任务一览 →
A: 据摘录所述，罗马中央修复学院成立之初，切撒莱·布兰迪担任何种职务？
B: 请更新数据行中从开头起直至含有“step-final-analysis: 98 cyclists”的那一行为止的各行（首尾两行均包括在内），将其中的“Control group”改为“Reference group”，其余内容保持不变，并重新写出这些行。

编/米勒德·迈斯等(Edited by Millard Meiss et al.)
译/徐研、张林淼
译者按:1963年,林斯顿会议邀请了一席杰出的艺术史学家、策展人、博物馆馆长和管理员,共同讨论关于修复绘画作品中“缺损”的途径。会议的录音带现存于纽约大学艺术学院。会后出版的会议记录包括正式的论文和来自超过十几位发言者的评论,它们不仅反映了当时普遍流行的观点和意见的广度之大,而且反映了这一主题本身的争辩性之强。本文为主要发言者观点综述。全文分为上下两部分。
主要发言人介绍:
克雷格·休·史密斯(Craig Hugh Smyth,1915—),普林斯顿会议主席。史密斯是一位杰出的艺术史学者,专攻意大利样式主义绘画研究,任教于纽约大学艺术学院(Institute of Fine Arts of New York University)。该学院于1962年成立了自己的保存修复中心(Conservation Center),并提供教学和研究的课程。
切撒莱·布兰迪(Cesare Brandi,1906—1988),修复界首屈一指的意大利专家之一。1939年,罗马的中央修复学院(Istituo Centrale del Restauro)成立之初,布兰迪出任第一位主管。同时,布兰迪还是一位艺术史学家、批评家和博物馆学家。他撰写了大量关于修复实践的理论文章并产生了广泛影响,特别是在意大利,他的理论观点一直被视为修复理论的经典。
理查德·奥夫纳(Richard Offner,1889—1965),艺术史学者,任教于纽约大学艺术学院。奥夫纳是研究意大利早期文艺复兴时期绘画的专家,他编纂了15册关于佛罗伦萨绘画历史和批评的资料集。他的观点建立于一个极纯粹的立足点——任何对于“缺损”的修补都是不可接受的。这一观点几乎没有给讨论和争执留有余地。
米勒德·迈斯(Millard Meiss,1904—1975),是理查德·奥夫纳的学生,普林斯顿高级研究院的教授。迈斯的研究专长是早期文艺复兴绘画。他继承和发扬了理查德·奥夫纳“纯粹的理念”,并称其为“原作美学的解放”。

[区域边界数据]
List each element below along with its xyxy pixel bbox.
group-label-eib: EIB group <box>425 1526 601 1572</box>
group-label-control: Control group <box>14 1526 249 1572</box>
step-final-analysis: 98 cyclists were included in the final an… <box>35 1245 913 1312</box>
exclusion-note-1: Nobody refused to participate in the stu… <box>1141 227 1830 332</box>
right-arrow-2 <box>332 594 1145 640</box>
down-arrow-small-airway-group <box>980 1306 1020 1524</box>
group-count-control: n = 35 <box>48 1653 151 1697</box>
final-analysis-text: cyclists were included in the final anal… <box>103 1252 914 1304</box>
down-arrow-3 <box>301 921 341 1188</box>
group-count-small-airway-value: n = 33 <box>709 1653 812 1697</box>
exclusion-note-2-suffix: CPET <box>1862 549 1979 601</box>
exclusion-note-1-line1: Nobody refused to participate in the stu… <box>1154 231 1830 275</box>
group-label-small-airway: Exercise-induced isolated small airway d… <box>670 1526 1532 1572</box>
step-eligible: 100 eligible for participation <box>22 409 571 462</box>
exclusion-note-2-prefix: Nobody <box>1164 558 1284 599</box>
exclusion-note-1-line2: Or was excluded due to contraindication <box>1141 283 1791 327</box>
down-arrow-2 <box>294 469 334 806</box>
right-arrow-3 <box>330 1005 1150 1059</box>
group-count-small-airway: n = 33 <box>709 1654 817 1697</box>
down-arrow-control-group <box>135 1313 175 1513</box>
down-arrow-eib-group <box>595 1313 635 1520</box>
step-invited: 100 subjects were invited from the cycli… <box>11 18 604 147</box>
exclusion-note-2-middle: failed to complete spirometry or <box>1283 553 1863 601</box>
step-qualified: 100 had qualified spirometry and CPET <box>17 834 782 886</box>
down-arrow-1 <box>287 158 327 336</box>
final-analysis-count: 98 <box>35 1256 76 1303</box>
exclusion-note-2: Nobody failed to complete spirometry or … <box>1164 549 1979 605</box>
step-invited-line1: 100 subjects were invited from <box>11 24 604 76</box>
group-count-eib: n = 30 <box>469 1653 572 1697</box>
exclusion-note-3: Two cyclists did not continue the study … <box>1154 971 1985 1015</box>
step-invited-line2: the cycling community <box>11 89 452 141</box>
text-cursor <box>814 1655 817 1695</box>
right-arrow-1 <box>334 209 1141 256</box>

参考答案 →
A: 他出任该学院的第一位主管。

B:
List each element below along with its xyxy pixel bbox.
group-label-eib: EIB group <box>425 1526 601 1572</box>
group-label-control: Reference group <box>14 1526 249 1572</box>
step-final-analysis: 98 cyclists were included in the final an… <box>35 1245 913 1312</box>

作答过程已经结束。